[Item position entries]
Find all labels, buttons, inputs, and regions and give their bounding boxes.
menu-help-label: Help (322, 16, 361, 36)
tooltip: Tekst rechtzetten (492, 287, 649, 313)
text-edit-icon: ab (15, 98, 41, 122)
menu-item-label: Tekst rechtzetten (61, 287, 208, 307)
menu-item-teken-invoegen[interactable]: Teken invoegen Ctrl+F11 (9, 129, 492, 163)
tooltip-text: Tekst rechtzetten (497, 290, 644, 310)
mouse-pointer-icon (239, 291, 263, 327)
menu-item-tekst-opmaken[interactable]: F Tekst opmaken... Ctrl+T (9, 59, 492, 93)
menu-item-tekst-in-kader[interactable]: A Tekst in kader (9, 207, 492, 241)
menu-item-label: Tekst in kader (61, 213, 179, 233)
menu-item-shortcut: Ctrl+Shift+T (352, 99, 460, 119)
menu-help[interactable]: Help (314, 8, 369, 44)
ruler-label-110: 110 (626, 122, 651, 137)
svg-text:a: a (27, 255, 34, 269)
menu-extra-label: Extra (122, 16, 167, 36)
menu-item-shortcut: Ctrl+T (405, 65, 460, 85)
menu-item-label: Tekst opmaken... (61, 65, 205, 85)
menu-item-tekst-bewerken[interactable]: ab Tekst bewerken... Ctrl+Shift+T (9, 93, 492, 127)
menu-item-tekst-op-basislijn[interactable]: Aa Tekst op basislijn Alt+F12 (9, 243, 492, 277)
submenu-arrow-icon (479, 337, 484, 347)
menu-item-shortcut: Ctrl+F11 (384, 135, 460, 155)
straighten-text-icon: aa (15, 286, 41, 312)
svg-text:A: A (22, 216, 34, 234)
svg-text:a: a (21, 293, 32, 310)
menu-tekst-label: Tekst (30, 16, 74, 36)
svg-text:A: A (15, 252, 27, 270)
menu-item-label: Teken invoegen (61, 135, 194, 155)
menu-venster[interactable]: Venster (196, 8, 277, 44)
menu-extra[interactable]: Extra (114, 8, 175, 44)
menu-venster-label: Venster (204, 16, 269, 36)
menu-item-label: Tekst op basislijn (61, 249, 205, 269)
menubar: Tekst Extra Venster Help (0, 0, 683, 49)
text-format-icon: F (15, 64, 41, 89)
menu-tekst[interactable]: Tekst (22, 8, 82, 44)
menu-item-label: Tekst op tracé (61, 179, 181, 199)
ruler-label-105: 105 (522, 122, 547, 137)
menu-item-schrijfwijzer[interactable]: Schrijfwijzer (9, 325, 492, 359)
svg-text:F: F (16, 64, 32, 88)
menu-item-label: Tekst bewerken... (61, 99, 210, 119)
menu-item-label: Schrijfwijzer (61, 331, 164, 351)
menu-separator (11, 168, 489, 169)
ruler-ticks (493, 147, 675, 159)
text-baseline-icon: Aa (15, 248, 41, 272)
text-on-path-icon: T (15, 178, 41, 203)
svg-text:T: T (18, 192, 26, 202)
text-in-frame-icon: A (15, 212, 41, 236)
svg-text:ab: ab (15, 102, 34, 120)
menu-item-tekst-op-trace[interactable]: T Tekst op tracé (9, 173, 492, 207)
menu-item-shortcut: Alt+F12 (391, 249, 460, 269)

## GOAL:
Print the entries above from the start through the line that contains "menu-item-label: Tekst opmaken...", keeping every line identical to the original.

## ANSWER TO THIS TASK:
Find all labels, buttons, inputs, and regions and give their bounding boxes.
menu-help-label: Help (322, 16, 361, 36)
tooltip: Tekst rechtzetten (492, 287, 649, 313)
text-edit-icon: ab (15, 98, 41, 122)
menu-item-label: Tekst rechtzetten (61, 287, 208, 307)
menu-item-teken-invoegen[interactable]: Teken invoegen Ctrl+F11 (9, 129, 492, 163)
tooltip-text: Tekst rechtzetten (497, 290, 644, 310)
mouse-pointer-icon (239, 291, 263, 327)
menu-item-tekst-opmaken[interactable]: F Tekst opmaken... Ctrl+T (9, 59, 492, 93)
menu-item-tekst-in-kader[interactable]: A Tekst in kader (9, 207, 492, 241)
menu-item-label: Tekst in kader (61, 213, 179, 233)
menu-item-shortcut: Ctrl+Shift+T (352, 99, 460, 119)
menu-help[interactable]: Help (314, 8, 369, 44)
ruler-label-110: 110 (626, 122, 651, 137)
svg-text:a: a (27, 255, 34, 269)
menu-extra-label: Extra (122, 16, 167, 36)
menu-item-shortcut: Ctrl+T (405, 65, 460, 85)
menu-item-label: Tekst opmaken... (61, 65, 205, 85)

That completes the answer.